-- begin Data supplied --
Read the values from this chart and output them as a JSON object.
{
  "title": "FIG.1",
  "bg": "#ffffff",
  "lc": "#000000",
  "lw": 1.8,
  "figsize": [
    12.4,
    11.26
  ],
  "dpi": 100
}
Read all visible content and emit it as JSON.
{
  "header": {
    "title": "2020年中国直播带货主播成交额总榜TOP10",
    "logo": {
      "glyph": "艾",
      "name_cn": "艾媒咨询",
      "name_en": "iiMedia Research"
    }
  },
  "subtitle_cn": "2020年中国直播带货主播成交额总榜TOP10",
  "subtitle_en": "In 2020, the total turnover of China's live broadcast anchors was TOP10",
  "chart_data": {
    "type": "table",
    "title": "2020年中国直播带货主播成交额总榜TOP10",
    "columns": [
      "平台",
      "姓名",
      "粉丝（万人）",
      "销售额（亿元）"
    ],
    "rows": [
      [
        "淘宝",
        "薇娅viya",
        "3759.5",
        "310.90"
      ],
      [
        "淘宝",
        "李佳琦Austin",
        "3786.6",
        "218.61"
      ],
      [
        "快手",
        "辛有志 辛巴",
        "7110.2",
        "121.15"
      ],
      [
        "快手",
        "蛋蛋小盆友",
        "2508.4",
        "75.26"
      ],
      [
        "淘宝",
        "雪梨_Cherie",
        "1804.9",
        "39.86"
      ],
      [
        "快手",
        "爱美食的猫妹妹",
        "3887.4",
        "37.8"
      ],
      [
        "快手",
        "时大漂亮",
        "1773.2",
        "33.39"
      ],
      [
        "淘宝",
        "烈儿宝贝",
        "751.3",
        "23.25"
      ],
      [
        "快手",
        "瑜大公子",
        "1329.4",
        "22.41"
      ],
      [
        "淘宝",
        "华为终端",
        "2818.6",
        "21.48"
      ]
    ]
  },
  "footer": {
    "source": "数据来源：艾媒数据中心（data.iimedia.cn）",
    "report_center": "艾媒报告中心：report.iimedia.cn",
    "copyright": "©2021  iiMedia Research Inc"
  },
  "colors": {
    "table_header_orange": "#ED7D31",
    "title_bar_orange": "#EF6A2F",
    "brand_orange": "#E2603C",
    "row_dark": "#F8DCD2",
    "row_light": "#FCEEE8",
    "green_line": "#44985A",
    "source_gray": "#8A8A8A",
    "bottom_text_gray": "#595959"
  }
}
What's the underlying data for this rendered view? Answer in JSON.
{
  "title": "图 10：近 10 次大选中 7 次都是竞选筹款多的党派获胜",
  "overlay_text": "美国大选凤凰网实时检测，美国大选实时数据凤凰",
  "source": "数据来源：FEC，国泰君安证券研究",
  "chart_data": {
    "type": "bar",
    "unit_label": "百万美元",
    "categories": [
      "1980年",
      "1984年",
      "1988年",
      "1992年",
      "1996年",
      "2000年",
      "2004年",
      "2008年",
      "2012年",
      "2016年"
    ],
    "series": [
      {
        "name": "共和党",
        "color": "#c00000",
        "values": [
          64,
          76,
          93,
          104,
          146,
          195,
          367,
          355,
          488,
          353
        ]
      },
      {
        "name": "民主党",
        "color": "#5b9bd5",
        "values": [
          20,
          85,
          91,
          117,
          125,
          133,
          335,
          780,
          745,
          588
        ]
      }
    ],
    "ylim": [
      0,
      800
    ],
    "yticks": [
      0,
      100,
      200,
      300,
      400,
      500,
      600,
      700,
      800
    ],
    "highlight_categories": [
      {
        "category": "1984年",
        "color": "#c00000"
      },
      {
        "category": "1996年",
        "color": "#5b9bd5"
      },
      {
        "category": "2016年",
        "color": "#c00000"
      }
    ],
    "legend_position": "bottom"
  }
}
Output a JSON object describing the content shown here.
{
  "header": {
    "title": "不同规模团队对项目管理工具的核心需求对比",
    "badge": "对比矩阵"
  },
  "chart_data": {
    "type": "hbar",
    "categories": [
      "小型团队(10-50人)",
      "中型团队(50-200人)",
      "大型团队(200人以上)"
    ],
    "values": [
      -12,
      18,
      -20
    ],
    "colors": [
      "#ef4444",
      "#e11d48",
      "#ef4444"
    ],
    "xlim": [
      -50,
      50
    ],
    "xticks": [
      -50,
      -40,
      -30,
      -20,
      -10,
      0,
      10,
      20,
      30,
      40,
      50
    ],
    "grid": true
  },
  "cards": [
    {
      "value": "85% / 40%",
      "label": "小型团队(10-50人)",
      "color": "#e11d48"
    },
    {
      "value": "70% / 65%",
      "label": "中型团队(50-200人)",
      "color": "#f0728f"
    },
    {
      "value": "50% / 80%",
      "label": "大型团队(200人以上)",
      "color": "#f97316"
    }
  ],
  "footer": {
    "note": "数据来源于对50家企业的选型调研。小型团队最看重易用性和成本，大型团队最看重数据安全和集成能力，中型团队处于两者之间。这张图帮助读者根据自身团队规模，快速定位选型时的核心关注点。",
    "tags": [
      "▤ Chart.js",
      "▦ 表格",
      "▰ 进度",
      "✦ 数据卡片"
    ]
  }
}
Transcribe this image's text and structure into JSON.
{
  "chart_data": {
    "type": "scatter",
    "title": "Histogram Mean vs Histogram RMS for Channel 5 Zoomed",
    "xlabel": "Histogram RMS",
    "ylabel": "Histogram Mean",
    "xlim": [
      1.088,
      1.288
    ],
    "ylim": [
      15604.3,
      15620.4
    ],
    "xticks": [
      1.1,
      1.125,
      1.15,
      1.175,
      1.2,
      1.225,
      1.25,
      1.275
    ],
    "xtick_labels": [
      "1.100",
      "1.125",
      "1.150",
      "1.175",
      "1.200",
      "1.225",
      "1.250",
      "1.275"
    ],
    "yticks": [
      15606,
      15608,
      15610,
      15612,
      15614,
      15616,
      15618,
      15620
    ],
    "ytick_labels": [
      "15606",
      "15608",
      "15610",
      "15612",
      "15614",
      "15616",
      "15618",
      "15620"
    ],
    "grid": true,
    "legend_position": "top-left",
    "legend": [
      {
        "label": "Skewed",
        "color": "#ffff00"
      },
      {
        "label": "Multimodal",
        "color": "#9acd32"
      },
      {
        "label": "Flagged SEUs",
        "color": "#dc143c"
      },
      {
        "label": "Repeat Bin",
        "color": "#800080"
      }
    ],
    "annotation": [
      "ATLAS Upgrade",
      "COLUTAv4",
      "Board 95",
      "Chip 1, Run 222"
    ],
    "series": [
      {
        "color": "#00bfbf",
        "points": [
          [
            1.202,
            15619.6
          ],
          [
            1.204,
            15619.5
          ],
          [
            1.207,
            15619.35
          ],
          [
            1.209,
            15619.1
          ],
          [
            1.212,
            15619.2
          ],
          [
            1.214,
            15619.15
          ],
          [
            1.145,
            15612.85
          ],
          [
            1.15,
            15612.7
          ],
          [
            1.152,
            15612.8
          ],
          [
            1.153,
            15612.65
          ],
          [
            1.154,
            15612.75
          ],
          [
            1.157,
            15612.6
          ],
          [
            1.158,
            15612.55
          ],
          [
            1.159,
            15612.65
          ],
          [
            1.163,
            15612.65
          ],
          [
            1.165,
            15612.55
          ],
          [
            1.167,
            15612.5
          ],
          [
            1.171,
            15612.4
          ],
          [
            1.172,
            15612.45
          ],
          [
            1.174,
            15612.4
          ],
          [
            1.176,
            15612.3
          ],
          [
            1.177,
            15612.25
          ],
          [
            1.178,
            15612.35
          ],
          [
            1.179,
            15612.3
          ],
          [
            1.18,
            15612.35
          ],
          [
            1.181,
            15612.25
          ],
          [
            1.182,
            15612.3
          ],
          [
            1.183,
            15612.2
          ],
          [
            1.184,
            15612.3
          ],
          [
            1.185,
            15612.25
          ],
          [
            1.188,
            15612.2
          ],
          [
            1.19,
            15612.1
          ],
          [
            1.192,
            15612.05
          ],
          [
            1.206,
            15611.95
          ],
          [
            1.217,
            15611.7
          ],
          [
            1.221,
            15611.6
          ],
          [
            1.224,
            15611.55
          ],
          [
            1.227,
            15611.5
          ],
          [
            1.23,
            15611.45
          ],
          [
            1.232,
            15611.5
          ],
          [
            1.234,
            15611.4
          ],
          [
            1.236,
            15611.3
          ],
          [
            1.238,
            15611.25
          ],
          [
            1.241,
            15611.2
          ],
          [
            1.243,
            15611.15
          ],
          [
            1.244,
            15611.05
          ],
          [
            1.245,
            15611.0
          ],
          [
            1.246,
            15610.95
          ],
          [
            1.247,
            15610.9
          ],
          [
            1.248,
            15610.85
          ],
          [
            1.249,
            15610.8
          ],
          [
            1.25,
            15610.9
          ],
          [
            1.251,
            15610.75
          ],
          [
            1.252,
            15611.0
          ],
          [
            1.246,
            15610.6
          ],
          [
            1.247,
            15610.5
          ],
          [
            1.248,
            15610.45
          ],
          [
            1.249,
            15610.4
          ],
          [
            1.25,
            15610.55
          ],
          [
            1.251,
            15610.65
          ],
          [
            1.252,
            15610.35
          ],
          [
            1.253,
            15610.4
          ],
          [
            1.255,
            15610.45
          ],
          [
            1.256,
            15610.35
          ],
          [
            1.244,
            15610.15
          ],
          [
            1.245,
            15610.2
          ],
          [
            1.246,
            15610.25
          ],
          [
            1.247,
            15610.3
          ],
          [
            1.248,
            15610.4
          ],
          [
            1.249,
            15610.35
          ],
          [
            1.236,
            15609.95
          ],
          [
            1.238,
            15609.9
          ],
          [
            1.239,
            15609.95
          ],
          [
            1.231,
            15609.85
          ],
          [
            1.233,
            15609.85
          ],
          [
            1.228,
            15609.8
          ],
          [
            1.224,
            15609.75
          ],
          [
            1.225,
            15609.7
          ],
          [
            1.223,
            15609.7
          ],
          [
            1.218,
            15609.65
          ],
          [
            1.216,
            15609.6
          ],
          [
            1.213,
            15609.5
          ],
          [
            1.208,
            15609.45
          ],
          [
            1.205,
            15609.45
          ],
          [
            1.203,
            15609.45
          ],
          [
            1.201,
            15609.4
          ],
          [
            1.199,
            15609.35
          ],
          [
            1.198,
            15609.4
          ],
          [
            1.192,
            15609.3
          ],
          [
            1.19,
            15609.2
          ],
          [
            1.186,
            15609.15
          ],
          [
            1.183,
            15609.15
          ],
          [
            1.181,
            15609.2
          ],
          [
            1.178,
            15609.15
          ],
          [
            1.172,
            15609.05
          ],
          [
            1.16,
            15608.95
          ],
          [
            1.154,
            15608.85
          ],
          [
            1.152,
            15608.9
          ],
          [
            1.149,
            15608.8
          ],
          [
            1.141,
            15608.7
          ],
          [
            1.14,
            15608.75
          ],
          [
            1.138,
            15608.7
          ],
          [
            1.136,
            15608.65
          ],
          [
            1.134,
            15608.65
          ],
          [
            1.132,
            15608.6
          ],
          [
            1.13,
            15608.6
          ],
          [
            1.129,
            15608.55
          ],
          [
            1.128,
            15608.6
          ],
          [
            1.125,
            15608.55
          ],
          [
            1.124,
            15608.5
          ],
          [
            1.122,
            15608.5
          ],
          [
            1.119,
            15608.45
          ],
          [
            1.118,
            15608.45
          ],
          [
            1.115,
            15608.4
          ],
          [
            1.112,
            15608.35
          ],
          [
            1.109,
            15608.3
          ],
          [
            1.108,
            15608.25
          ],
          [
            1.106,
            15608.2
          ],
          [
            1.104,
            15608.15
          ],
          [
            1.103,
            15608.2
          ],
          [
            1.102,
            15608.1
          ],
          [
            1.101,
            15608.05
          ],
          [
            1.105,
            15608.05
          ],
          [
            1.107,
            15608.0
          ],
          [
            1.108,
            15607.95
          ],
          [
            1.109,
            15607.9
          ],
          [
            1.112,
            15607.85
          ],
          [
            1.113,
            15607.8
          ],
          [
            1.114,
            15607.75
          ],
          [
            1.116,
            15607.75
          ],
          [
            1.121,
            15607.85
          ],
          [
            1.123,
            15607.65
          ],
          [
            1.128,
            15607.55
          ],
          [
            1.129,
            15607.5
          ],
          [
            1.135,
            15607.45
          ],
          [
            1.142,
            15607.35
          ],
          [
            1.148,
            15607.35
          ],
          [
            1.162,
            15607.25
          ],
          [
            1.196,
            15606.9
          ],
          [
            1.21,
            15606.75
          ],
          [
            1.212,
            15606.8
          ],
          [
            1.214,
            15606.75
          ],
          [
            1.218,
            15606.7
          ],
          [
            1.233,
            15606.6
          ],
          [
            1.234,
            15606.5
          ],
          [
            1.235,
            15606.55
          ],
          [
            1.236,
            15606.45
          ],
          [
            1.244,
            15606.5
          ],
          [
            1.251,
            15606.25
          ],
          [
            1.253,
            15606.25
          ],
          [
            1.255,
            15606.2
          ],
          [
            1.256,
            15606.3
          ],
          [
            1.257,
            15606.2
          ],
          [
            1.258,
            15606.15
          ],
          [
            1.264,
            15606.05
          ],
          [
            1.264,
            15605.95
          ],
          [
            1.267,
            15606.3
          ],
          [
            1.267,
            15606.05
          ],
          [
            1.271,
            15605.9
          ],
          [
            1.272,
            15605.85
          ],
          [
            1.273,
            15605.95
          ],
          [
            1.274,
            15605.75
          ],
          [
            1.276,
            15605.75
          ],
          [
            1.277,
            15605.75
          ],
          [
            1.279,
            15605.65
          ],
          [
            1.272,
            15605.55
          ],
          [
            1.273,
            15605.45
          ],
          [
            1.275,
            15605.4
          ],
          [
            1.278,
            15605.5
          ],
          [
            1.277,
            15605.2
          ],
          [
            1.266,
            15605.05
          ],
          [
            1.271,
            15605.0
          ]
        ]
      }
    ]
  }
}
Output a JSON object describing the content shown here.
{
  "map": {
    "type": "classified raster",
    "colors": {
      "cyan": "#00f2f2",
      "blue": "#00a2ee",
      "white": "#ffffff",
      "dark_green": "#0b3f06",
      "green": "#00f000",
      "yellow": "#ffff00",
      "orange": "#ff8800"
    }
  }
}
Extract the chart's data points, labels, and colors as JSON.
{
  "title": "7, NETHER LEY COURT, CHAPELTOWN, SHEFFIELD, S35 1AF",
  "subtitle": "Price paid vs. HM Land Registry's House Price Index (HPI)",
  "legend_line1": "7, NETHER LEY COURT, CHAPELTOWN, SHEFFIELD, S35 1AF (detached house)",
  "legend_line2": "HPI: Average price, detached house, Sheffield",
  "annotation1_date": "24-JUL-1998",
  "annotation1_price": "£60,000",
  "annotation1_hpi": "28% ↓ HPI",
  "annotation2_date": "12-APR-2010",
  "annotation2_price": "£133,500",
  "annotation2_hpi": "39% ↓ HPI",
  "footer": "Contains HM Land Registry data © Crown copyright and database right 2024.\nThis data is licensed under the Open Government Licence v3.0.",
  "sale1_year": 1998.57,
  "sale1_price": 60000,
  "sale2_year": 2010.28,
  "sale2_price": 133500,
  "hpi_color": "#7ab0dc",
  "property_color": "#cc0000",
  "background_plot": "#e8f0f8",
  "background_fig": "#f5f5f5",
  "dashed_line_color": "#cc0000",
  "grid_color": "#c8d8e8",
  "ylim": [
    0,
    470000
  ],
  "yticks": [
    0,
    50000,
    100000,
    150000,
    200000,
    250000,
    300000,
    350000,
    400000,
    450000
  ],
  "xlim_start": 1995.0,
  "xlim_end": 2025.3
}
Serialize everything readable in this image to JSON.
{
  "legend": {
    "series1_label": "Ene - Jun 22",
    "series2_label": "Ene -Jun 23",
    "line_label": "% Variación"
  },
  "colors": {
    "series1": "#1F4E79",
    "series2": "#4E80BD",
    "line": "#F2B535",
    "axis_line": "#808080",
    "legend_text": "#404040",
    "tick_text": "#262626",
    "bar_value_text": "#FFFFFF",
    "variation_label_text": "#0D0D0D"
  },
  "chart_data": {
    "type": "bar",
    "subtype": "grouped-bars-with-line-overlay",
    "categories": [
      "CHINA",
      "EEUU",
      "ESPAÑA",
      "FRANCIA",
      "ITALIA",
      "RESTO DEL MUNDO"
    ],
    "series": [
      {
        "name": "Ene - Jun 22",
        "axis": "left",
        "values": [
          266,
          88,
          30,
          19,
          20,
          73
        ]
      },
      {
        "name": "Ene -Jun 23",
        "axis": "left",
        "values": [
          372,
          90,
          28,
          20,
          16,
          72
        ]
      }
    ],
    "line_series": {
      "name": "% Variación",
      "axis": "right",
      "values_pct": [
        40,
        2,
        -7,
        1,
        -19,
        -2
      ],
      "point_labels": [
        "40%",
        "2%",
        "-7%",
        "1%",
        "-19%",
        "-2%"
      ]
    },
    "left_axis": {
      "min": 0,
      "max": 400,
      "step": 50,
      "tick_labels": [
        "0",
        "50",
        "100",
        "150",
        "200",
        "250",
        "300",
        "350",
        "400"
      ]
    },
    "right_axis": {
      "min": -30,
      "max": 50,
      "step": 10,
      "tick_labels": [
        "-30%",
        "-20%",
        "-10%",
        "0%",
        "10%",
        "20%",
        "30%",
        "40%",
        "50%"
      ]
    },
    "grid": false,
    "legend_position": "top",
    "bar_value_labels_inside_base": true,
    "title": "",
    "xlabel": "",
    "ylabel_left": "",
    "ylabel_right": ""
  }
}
-- end Data supplied --
Problem to solve
Find every line in the records above that holds the word "Mean", and copy each one.

Full response
    "title": "Histogram Mean vs Histogram RMS for Channel 5 Zoomed",
    "ylabel": "Histogram Mean",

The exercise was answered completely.